_The problem_
Copy every line in which the string "Bergstation" occurs.

-------- Provided data --------

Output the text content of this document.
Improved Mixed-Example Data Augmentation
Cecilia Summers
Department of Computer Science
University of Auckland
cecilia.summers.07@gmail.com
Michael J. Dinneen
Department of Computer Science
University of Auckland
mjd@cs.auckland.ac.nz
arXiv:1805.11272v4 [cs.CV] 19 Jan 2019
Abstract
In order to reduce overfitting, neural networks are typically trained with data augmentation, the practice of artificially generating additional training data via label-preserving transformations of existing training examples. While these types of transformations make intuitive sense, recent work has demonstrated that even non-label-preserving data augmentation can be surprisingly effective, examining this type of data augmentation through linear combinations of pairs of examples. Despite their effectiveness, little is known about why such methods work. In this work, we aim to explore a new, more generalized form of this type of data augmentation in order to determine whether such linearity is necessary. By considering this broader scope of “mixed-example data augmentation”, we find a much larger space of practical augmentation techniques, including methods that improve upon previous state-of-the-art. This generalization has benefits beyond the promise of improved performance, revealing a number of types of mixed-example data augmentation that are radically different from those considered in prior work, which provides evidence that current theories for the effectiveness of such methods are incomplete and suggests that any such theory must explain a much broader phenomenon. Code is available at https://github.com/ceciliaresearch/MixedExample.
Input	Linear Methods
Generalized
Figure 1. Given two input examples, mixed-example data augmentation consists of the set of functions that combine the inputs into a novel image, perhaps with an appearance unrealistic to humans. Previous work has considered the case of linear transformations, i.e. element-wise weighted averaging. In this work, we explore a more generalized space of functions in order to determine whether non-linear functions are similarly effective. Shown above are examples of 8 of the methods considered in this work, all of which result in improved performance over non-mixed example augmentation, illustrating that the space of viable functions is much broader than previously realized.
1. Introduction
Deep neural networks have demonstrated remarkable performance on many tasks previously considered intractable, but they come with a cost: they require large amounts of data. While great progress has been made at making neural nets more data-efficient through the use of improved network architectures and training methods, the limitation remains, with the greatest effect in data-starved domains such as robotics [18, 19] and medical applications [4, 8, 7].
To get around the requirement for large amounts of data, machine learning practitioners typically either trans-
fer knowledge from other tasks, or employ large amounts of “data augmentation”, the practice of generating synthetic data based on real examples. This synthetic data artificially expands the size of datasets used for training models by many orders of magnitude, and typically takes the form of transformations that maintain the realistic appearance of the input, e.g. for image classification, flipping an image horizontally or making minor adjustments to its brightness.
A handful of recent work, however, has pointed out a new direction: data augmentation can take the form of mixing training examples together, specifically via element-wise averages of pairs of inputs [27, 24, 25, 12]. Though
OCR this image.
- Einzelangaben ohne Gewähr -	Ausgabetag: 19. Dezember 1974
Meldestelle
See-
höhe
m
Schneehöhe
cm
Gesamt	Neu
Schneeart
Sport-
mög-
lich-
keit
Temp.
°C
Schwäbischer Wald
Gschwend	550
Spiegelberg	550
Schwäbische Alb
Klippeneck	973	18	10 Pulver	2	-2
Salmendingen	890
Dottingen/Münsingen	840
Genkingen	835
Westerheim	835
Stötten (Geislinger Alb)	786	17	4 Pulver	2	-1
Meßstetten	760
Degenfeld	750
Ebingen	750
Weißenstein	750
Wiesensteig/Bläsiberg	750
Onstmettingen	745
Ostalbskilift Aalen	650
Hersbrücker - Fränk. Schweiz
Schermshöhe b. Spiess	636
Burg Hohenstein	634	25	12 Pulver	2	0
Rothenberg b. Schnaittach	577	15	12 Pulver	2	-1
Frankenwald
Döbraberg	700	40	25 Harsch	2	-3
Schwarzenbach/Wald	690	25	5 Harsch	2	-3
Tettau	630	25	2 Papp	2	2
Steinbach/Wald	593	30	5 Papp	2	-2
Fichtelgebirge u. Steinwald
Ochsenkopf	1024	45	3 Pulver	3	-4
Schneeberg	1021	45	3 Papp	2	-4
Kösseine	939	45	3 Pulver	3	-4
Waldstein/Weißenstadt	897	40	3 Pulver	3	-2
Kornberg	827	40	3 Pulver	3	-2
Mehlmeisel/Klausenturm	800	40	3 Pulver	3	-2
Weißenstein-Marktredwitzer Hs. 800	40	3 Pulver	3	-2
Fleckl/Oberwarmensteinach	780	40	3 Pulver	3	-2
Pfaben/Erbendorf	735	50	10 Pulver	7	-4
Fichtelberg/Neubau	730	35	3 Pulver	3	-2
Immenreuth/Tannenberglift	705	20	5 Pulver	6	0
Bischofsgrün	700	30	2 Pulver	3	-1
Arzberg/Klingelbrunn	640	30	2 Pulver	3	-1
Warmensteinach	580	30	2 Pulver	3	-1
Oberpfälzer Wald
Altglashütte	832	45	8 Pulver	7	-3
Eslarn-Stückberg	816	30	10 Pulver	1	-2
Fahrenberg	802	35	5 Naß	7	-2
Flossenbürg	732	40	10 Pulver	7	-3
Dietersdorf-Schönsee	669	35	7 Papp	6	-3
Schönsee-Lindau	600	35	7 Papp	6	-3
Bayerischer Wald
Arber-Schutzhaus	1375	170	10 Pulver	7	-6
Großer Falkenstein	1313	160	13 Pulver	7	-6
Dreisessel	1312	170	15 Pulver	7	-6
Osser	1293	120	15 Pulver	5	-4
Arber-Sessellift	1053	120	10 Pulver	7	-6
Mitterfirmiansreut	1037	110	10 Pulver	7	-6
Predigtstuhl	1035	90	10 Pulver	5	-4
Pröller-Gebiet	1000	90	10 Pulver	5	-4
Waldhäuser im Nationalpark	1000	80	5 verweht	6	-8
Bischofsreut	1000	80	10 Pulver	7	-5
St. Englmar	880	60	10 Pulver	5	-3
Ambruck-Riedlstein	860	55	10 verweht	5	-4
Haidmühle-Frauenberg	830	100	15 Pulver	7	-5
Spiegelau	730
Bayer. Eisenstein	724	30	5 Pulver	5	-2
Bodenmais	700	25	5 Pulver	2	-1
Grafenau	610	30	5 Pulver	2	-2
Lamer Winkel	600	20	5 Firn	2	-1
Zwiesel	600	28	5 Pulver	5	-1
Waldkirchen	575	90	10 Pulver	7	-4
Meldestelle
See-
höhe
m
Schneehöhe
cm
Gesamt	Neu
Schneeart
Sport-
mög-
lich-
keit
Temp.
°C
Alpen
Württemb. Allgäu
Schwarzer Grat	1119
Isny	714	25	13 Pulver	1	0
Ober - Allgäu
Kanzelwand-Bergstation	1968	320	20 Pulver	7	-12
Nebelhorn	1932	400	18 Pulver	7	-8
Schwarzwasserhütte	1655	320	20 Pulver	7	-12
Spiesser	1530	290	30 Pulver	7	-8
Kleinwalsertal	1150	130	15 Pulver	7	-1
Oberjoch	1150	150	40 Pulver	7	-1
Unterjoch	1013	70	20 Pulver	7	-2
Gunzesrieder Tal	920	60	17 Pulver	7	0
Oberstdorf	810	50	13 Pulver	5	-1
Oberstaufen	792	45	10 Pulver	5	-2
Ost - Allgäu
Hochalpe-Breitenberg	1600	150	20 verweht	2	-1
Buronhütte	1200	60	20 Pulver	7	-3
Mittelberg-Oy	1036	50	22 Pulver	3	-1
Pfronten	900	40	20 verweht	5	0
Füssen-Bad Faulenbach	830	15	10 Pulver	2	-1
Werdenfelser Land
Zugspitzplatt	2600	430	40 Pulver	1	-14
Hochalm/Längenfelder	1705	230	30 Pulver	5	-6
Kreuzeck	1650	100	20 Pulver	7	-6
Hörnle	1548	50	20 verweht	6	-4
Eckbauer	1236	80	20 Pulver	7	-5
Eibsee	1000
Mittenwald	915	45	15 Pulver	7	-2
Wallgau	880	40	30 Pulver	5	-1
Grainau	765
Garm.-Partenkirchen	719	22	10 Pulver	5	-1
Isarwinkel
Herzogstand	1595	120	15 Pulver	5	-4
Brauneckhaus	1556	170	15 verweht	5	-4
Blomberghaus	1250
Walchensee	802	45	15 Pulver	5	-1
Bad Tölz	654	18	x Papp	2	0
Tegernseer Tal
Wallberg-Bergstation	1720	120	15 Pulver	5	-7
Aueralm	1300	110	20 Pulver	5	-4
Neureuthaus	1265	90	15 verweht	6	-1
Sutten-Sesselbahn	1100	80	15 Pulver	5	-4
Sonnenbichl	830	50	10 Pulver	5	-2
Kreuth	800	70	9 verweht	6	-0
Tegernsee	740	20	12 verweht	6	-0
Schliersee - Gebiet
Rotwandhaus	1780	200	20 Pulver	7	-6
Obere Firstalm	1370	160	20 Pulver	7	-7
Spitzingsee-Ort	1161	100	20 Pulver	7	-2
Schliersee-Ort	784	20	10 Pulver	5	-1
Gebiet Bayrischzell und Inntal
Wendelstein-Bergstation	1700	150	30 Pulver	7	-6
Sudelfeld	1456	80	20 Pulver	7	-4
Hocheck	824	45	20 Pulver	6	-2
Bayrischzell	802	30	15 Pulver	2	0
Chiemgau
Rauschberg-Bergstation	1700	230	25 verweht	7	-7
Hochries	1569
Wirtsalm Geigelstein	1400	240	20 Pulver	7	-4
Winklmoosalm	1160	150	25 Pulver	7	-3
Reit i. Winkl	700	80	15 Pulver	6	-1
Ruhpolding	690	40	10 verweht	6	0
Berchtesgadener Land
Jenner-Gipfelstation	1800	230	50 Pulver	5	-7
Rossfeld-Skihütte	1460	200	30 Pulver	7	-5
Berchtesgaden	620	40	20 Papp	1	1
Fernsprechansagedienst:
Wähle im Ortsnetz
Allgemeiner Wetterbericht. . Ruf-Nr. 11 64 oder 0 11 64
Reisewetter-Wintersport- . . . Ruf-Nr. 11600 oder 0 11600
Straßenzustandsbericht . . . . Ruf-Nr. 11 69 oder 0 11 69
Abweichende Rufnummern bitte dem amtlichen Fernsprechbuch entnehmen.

--------

_Solution_
Kanzelwand-Bergstation	1968	320	20 Pulver	7	-12
Wallberg-Bergstation	1720	120	15 Pulver	5	-7
Wendelstein-Bergstation	1700	150	30 Pulver	7	-6
Rauschberg-Bergstation	1700	230	25 verweht	7	-7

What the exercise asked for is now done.